## Task requirements:
Return the entries below in their exact form, leaving the pictures out.

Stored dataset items

________________________________________

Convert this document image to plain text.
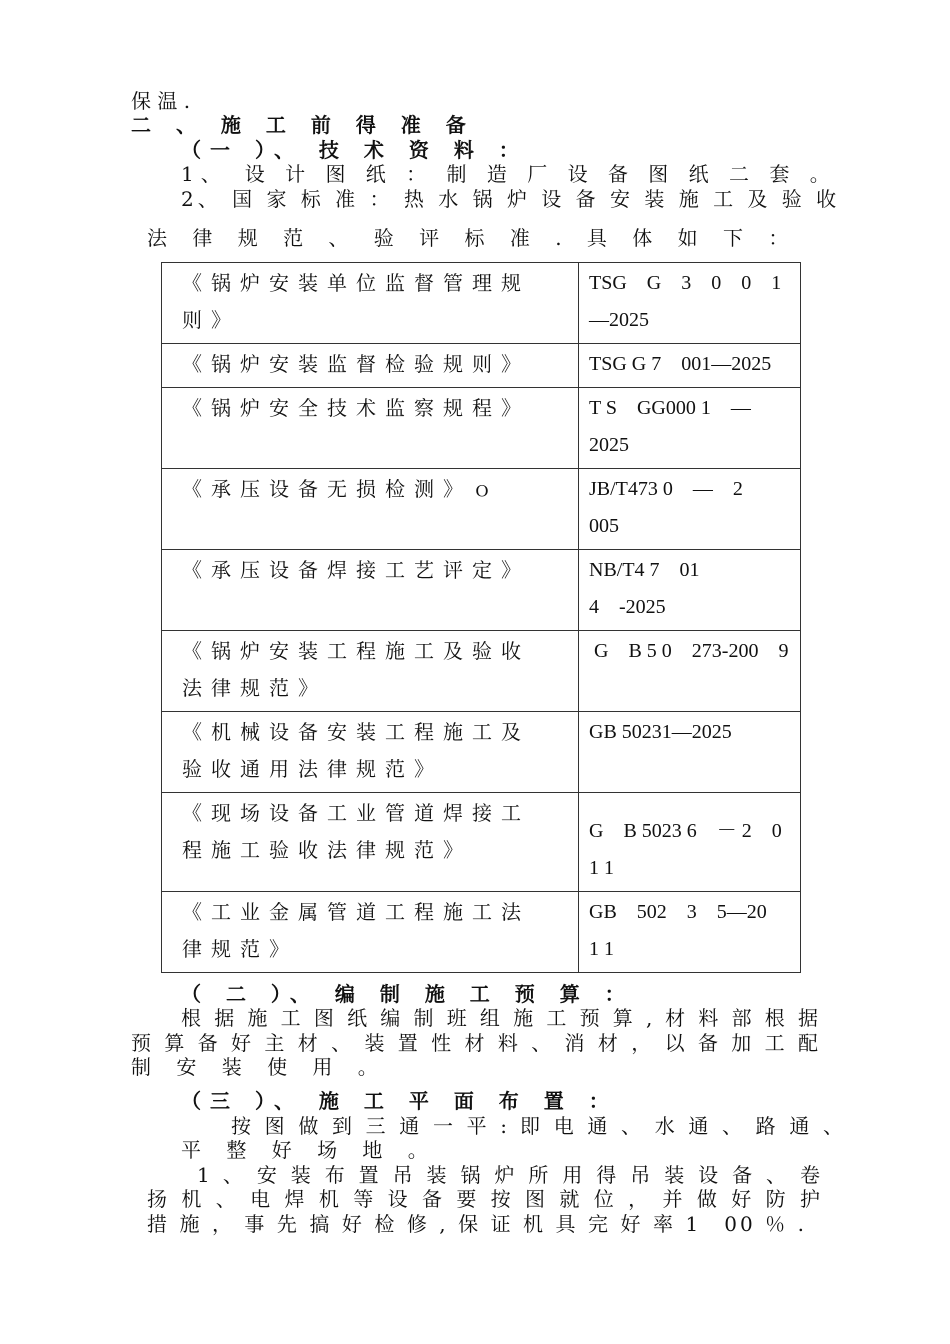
保 温 .
二 、 施 工 前 得 准 备
（一 ）、 技 术 资 料 ：
1、　设 计 图 纸 ： 制 造 厂 设 备 图 纸 二 套 。
2、 国 家 标 准 ： 热 水 锅 炉 设 备 安 装 施 工 及 验 收
法 律 规 范 、 验 评 标 准 . 具 体 如 下 ：
《锅炉安装单位监督管理规则》	TSG　G　3　0　0　1—2025
《锅炉安装监督检验规则》	TSG G 7　001—2025
《锅炉安全技术监察规程》	T S　GG000 1　—　2025
《承压设备无损检测》ｏ	JB/T473 0　—　2　005
《承压设备焊接工艺评定》	NB/T4 7　01　4　-2025
《锅炉安装工程施工及验收法律规范》	G　B 5 0　273-200　9
《机械设备安装工程施工及验收通用法律规范》	GB 50231—2025
《现场设备工业管道焊接工程施工验收法律规范》	G　B 5023 6　－ 2　0　1 1
《工业金属管道工程施工法律规范》	GB　502　3　5—20　1 1
（ 二 ）、 编 制 施 工 预 算 ：
根 据 施 工 图 纸 编 制 班 组 施 工 预 算 , 材 料 部 根 据
预 算 备 好 主 材 、 装 置 性 材 料 、 消 材 ， 以 备 加 工 配
制 安 装 使 用 。
（三 ）、 施 工 平 面 布 置 ：
按 图 做 到 三 通 一 平 : 即 电 通 、 水 通 、 路 通 、
平 整 好 场 地 。
1 、 安 装 布 置 吊 装 锅 炉 所 用 得 吊 装 设 备 、 卷
扬 机 、 电 焊 机 等 设 备 要 按 图 就 位 ， 并 做 好 防 护
措 施 ， 事 先 搞 好 检 修 , 保 证 机 具 完 好 率 1　00 ％ .
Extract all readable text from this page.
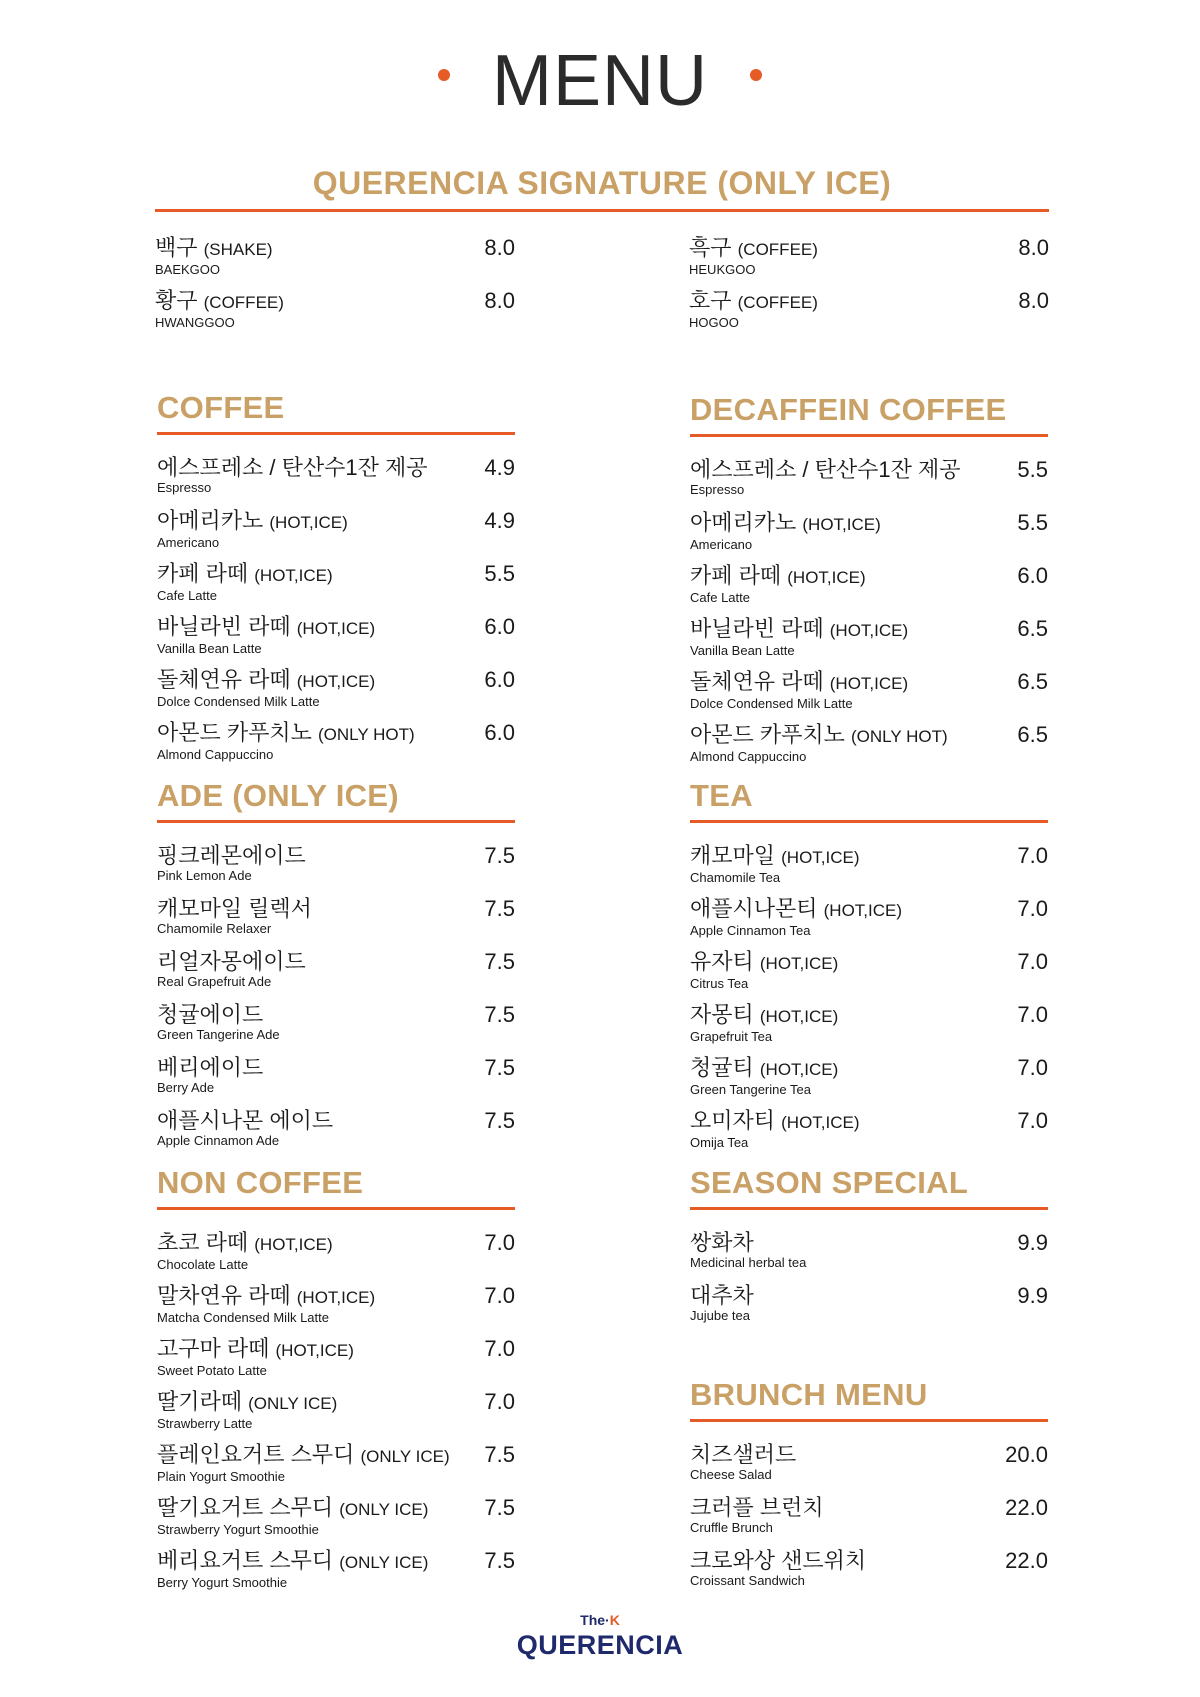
MENU
QUERENCIA SIGNATURE (ONLY ICE)
백구 (SHAKE)
BAEKGOO
8.0
황구 (COFFEE)
HWANGGOO
8.0
흑구 (COFFEE)
HEUKGOO
8.0
호구 (COFFEE)
HOGOO
8.0
COFFEE
에스프레소 / 탄산수1잔 제공
Espresso
4.9
아메리카노 (HOT,ICE)
Americano
4.9
카페 라떼 (HOT,ICE)
Cafe Latte
5.5
바닐라빈 라떼 (HOT,ICE)
Vanilla Bean Latte
6.0
돌체연유 라떼 (HOT,ICE)
Dolce Condensed Milk Latte
6.0
아몬드 카푸치노 (ONLY HOT)
Almond Cappuccino
6.0
DECAFFEIN COFFEE
에스프레소 / 탄산수1잔 제공
Espresso
5.5
아메리카노 (HOT,ICE)
Americano
5.5
카페 라떼 (HOT,ICE)
Cafe Latte
6.0
바닐라빈 라떼 (HOT,ICE)
Vanilla Bean Latte
6.5
돌체연유 라떼 (HOT,ICE)
Dolce Condensed Milk Latte
6.5
아몬드 카푸치노 (ONLY HOT)
Almond Cappuccino
6.5
ADE (ONLY ICE)
핑크레몬에이드
Pink Lemon Ade
7.5
캐모마일 릴렉서
Chamomile Relaxer
7.5
리얼자몽에이드
Real Grapefruit Ade
7.5
청귤에이드
Green Tangerine Ade
7.5
베리에이드
Berry Ade
7.5
애플시나몬 에이드
Apple Cinnamon Ade
7.5
TEA
캐모마일 (HOT,ICE)
Chamomile Tea
7.0
애플시나몬티 (HOT,ICE)
Apple Cinnamon Tea
7.0
유자티 (HOT,ICE)
Citrus Tea
7.0
자몽티 (HOT,ICE)
Grapefruit Tea
7.0
청귤티 (HOT,ICE)
Green Tangerine Tea
7.0
오미자티 (HOT,ICE)
Omija Tea
7.0
NON COFFEE
초코 라떼 (HOT,ICE)
Chocolate Latte
7.0
말차연유 라떼 (HOT,ICE)
Matcha Condensed Milk Latte
7.0
고구마 라떼 (HOT,ICE)
Sweet Potato Latte
7.0
딸기라떼 (ONLY ICE)
Strawberry Latte
7.0
플레인요거트 스무디 (ONLY ICE)
Plain Yogurt Smoothie
7.5
딸기요거트 스무디 (ONLY ICE)
Strawberry Yogurt Smoothie
7.5
베리요거트 스무디 (ONLY ICE)
Berry Yogurt Smoothie
7.5
SEASON SPECIAL
쌍화차
Medicinal herbal tea
9.9
대추차
Jujube tea
9.9
BRUNCH MENU
치즈샐러드
Cheese Salad
20.0
크러플 브런치
Cruffle Brunch
22.0
크로와상 샌드위치
Croissant Sandwich
22.0
The·K
QUERENCIA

________________________________________

## Solution to this exercise:
Convert this document image to plain text.
保 温 .
二 、 施 工 前 得 准 备
（一 ）、 技 术 资 料 ：
1、　设 计 图 纸 ： 制 造 厂 设 备 图 纸 二 套 。
2、 国 家 标 准 ： 热 水 锅 炉 设 备 安 装 施 工 及 验 收
法 律 规 范 、 验 评 标 准 . 具 体 如 下 ：
《锅炉安装单位监督管理规则》	TSG　G　3　0　0　1—2025
《锅炉安装监督检验规则》	TSG G 7　001—2025
《锅炉安全技术监察规程》	T S　GG000 1　—　2025
《承压设备无损检测》ｏ	JB/T473 0　—　2　005
《承压设备焊接工艺评定》	NB/T4 7　01　4　-2025
《锅炉安装工程施工及验收法律规范》	G　B 5 0　273-200　9
《机械设备安装工程施工及验收通用法律规范》	GB 50231—2025
《现场设备工业管道焊接工程施工验收法律规范》	G　B 5023 6　－ 2　0　1 1
《工业金属管道工程施工法律规范》	GB　502　3　5—20　1 1
（ 二 ）、 编 制 施 工 预 算 ：
根 据 施 工 图 纸 编 制 班 组 施 工 预 算 , 材 料 部 根 据
预 算 备 好 主 材 、 装 置 性 材 料 、 消 材 ， 以 备 加 工 配
制 安 装 使 用 。
（三 ）、 施 工 平 面 布 置 ：
按 图 做 到 三 通 一 平 : 即 电 通 、 水 通 、 路 通 、
平 整 好 场 地 。
1 、 安 装 布 置 吊 装 锅 炉 所 用 得 吊 装 设 备 、 卷
扬 机 、 电 焊 机 等 设 备 要 按 图 就 位 ， 并 做 好 防 护
措 施 ， 事 先 搞 好 检 修 , 保 证 机 具 完 好 率 1　00 ％ .
Extract all readable text from this page.
MENU
QUERENCIA SIGNATURE (ONLY ICE)
백구 (SHAKE)
BAEKGOO
8.0
황구 (COFFEE)
HWANGGOO
8.0
흑구 (COFFEE)
HEUKGOO
8.0
호구 (COFFEE)
HOGOO
8.0
COFFEE
에스프레소 / 탄산수1잔 제공
Espresso
4.9
아메리카노 (HOT,ICE)
Americano
4.9
카페 라떼 (HOT,ICE)
Cafe Latte
5.5
바닐라빈 라떼 (HOT,ICE)
Vanilla Bean Latte
6.0
돌체연유 라떼 (HOT,ICE)
Dolce Condensed Milk Latte
6.0
아몬드 카푸치노 (ONLY HOT)
Almond Cappuccino
6.0
DECAFFEIN COFFEE
에스프레소 / 탄산수1잔 제공
Espresso
5.5
아메리카노 (HOT,ICE)
Americano
5.5
카페 라떼 (HOT,ICE)
Cafe Latte
6.0
바닐라빈 라떼 (HOT,ICE)
Vanilla Bean Latte
6.5
돌체연유 라떼 (HOT,ICE)
Dolce Condensed Milk Latte
6.5
아몬드 카푸치노 (ONLY HOT)
Almond Cappuccino
6.5
ADE (ONLY ICE)
핑크레몬에이드
Pink Lemon Ade
7.5
캐모마일 릴렉서
Chamomile Relaxer
7.5
리얼자몽에이드
Real Grapefruit Ade
7.5
청귤에이드
Green Tangerine Ade
7.5
베리에이드
Berry Ade
7.5
애플시나몬 에이드
Apple Cinnamon Ade
7.5
TEA
캐모마일 (HOT,ICE)
Chamomile Tea
7.0
애플시나몬티 (HOT,ICE)
Apple Cinnamon Tea
7.0
유자티 (HOT,ICE)
Citrus Tea
7.0
자몽티 (HOT,ICE)
Grapefruit Tea
7.0
청귤티 (HOT,ICE)
Green Tangerine Tea
7.0
오미자티 (HOT,ICE)
Omija Tea
7.0
NON COFFEE
초코 라떼 (HOT,ICE)
Chocolate Latte
7.0
말차연유 라떼 (HOT,ICE)
Matcha Condensed Milk Latte
7.0
고구마 라떼 (HOT,ICE)
Sweet Potato Latte
7.0
딸기라떼 (ONLY ICE)
Strawberry Latte
7.0
플레인요거트 스무디 (ONLY ICE)
Plain Yogurt Smoothie
7.5
딸기요거트 스무디 (ONLY ICE)
Strawberry Yogurt Smoothie
7.5
베리요거트 스무디 (ONLY ICE)
Berry Yogurt Smoothie
7.5
SEASON SPECIAL
쌍화차
Medicinal herbal tea
9.9
대추차
Jujube tea
9.9
BRUNCH MENU
치즈샐러드
Cheese Salad
20.0
크러플 브런치
Cruffle Brunch
22.0
크로와상 샌드위치
Croissant Sandwich
22.0
The·K
QUERENCIA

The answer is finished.